--- RECORD EXCERPTS ---

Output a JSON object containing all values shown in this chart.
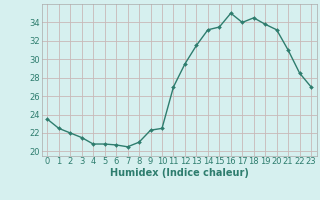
{
  "x": [
    0,
    1,
    2,
    3,
    4,
    5,
    6,
    7,
    8,
    9,
    10,
    11,
    12,
    13,
    14,
    15,
    16,
    17,
    18,
    19,
    20,
    21,
    22,
    23
  ],
  "y": [
    23.5,
    22.5,
    22.0,
    21.5,
    20.8,
    20.8,
    20.7,
    20.5,
    21.0,
    22.3,
    22.5,
    27.0,
    29.5,
    31.5,
    33.2,
    33.5,
    35.0,
    34.0,
    34.5,
    33.8,
    33.2,
    31.0,
    28.5,
    27.0
  ],
  "line_color": "#2e7d6e",
  "marker": "D",
  "marker_size": 2.0,
  "bg_color": "#d6f0ef",
  "grid_color_h": "#c8b8b8",
  "grid_color_v": "#c8b8b8",
  "tick_color": "#2e7d6e",
  "xlabel": "Humidex (Indice chaleur)",
  "xlabel_fontsize": 7,
  "ylim": [
    19.5,
    36
  ],
  "yticks": [
    20,
    22,
    24,
    26,
    28,
    30,
    32,
    34
  ],
  "xticks": [
    0,
    1,
    2,
    3,
    4,
    5,
    6,
    7,
    8,
    9,
    10,
    11,
    12,
    13,
    14,
    15,
    16,
    17,
    18,
    19,
    20,
    21,
    22,
    23
  ],
  "xtick_labels": [
    "0",
    "1",
    "2",
    "3",
    "4",
    "5",
    "6",
    "7",
    "8",
    "9",
    "10",
    "11",
    "12",
    "13",
    "14",
    "15",
    "16",
    "17",
    "18",
    "19",
    "20",
    "21",
    "22",
    "23"
  ],
  "line_width": 1.0,
  "tick_fontsize": 6.0
}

---

SHORT EXERCISE: Reproduce each record from above exactly; pictures do not belong in the copy.

THE OUTPUT:
Output a JSON object containing all values shown in this chart.
{
  "x": [
    0,
    1,
    2,
    3,
    4,
    5,
    6,
    7,
    8,
    9,
    10,
    11,
    12,
    13,
    14,
    15,
    16,
    17,
    18,
    19,
    20,
    21,
    22,
    23
  ],
  "y": [
    23.5,
    22.5,
    22.0,
    21.5,
    20.8,
    20.8,
    20.7,
    20.5,
    21.0,
    22.3,
    22.5,
    27.0,
    29.5,
    31.5,
    33.2,
    33.5,
    35.0,
    34.0,
    34.5,
    33.8,
    33.2,
    31.0,
    28.5,
    27.0
  ],
  "line_color": "#2e7d6e",
  "marker": "D",
  "marker_size": 2.0,
  "bg_color": "#d6f0ef",
  "grid_color_h": "#c8b8b8",
  "grid_color_v": "#c8b8b8",
  "tick_color": "#2e7d6e",
  "xlabel": "Humidex (Indice chaleur)",
  "xlabel_fontsize": 7,
  "ylim": [
    19.5,
    36
  ],
  "yticks": [
    20,
    22,
    24,
    26,
    28,
    30,
    32,
    34
  ],
  "xticks": [
    0,
    1,
    2,
    3,
    4,
    5,
    6,
    7,
    8,
    9,
    10,
    11,
    12,
    13,
    14,
    15,
    16,
    17,
    18,
    19,
    20,
    21,
    22,
    23
  ],
  "xtick_labels": [
    "0",
    "1",
    "2",
    "3",
    "4",
    "5",
    "6",
    "7",
    "8",
    "9",
    "10",
    "11",
    "12",
    "13",
    "14",
    "15",
    "16",
    "17",
    "18",
    "19",
    "20",
    "21",
    "22",
    "23"
  ],
  "line_width": 1.0,
  "tick_fontsize": 6.0
}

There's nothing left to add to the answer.